| DO THIS |
Copy out each line featuring the string "JSON" from the entries beneath.

| DATA LINES |
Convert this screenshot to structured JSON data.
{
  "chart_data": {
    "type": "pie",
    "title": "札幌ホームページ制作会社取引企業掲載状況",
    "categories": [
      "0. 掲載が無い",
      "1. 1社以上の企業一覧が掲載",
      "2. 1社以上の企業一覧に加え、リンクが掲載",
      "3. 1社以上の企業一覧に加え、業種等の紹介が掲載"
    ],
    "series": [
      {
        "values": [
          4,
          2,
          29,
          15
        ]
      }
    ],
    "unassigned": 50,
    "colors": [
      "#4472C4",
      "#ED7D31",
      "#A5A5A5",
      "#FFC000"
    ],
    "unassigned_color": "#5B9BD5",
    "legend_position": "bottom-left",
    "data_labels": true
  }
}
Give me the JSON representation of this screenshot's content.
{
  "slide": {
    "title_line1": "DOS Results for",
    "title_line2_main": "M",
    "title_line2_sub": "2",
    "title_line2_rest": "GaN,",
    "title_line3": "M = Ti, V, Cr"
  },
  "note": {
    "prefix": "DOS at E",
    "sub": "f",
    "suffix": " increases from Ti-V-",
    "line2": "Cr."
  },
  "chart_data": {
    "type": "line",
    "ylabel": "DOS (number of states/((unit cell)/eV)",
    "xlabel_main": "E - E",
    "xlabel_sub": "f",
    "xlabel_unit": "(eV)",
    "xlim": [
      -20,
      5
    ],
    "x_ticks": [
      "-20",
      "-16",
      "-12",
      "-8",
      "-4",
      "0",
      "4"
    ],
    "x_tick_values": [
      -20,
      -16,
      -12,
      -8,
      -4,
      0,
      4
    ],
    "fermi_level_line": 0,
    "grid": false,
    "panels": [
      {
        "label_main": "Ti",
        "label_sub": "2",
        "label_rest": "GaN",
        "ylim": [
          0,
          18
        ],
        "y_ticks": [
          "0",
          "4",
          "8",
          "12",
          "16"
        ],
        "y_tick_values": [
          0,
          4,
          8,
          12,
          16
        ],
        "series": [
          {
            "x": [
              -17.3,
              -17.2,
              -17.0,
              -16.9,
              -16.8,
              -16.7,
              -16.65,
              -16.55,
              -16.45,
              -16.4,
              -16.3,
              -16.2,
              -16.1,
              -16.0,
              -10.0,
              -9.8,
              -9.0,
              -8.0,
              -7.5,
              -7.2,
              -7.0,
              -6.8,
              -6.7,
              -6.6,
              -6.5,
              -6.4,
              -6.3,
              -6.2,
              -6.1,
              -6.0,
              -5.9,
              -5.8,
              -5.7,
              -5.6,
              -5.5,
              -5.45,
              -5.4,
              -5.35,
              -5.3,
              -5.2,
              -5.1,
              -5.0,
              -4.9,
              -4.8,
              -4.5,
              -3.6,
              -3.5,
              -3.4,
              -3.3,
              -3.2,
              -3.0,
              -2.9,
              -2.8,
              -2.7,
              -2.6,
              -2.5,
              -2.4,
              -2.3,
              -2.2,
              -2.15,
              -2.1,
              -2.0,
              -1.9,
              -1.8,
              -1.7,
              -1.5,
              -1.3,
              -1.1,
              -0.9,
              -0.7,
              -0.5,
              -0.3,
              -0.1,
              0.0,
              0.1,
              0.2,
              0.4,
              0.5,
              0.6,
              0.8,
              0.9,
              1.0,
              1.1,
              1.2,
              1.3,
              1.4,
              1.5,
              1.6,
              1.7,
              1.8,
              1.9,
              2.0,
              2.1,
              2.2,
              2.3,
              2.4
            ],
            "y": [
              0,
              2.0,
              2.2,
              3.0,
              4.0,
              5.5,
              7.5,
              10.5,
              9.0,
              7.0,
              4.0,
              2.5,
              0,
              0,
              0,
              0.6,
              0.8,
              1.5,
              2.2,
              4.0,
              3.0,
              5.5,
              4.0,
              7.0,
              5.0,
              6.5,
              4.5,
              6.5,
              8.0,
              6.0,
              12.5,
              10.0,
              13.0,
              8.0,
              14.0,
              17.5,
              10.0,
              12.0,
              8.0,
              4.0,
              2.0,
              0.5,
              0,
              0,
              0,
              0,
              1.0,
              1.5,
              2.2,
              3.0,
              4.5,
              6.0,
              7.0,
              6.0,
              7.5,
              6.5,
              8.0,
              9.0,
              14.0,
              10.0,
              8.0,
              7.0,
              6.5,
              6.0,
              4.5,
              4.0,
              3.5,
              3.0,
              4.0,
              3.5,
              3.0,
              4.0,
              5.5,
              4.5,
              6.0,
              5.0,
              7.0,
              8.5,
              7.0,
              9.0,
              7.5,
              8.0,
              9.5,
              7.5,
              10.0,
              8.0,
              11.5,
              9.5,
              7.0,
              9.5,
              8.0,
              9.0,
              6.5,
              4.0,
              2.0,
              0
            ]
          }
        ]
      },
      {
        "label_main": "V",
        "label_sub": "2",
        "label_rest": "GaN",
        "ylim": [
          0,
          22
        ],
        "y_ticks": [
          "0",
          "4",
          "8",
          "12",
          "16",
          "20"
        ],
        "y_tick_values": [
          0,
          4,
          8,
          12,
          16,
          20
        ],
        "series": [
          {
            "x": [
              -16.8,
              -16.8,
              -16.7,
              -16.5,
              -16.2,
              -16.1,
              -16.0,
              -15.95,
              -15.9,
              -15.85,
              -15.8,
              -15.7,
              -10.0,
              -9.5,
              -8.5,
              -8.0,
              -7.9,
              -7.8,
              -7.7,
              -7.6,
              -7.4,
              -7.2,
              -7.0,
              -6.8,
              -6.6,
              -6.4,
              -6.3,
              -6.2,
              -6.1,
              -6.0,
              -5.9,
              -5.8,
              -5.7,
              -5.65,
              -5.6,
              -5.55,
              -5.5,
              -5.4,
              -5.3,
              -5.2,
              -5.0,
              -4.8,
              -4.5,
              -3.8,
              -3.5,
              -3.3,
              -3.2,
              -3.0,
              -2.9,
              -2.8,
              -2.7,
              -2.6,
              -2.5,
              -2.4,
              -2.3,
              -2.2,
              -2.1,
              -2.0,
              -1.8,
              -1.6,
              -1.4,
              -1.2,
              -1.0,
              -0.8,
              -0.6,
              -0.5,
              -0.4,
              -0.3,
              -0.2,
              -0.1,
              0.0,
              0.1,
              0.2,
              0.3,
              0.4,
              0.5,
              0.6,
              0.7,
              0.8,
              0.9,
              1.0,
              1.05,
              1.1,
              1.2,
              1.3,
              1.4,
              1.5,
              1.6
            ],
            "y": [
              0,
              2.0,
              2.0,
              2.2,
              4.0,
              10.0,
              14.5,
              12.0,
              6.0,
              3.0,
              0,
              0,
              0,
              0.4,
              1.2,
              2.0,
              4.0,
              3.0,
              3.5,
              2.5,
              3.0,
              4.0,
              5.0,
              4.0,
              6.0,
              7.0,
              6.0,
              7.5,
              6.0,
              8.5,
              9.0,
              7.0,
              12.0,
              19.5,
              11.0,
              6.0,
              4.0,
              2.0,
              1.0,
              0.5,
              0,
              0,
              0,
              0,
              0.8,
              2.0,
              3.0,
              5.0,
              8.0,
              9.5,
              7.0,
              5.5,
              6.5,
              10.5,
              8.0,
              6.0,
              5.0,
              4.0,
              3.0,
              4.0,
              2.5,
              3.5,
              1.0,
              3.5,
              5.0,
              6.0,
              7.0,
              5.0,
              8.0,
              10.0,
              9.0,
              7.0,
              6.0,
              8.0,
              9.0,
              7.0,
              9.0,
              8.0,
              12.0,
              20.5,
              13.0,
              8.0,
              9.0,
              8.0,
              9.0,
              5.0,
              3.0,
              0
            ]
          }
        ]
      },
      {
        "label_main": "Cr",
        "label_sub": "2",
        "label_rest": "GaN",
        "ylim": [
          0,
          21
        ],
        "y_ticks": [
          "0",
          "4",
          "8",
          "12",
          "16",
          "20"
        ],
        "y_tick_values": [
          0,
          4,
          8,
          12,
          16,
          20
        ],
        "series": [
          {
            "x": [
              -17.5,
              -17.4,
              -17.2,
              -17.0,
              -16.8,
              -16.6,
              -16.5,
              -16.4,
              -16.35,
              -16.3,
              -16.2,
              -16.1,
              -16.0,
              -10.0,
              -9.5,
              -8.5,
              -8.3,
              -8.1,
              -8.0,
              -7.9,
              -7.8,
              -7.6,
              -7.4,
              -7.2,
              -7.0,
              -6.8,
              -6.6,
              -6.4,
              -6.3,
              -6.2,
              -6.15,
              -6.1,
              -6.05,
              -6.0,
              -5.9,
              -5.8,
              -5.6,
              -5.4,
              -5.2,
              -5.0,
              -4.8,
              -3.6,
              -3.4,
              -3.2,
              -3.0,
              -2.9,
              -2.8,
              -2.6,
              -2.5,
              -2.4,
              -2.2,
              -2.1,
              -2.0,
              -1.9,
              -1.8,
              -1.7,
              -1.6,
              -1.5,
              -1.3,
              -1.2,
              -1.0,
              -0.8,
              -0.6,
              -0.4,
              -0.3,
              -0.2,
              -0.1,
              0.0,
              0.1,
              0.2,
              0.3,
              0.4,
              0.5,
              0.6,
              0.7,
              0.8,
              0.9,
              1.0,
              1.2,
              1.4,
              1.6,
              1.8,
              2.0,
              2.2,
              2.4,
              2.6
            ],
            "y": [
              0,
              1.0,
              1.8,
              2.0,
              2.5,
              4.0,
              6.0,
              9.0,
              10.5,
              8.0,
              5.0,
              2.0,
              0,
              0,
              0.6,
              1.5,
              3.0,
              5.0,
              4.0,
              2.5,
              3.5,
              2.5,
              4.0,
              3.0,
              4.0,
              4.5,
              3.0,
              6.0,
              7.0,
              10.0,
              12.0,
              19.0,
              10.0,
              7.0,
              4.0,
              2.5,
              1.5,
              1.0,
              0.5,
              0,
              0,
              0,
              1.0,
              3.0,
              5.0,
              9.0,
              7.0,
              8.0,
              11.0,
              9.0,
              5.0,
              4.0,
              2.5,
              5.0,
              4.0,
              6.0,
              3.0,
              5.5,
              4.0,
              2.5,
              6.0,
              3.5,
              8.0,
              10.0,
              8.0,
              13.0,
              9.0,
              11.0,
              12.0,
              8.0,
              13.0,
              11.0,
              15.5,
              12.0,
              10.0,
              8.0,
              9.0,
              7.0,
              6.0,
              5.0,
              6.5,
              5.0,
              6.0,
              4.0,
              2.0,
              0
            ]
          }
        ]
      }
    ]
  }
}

| FULL SOLUTION |
Convert this screenshot to structured JSON data.
Give me the JSON representation of this screenshot's content.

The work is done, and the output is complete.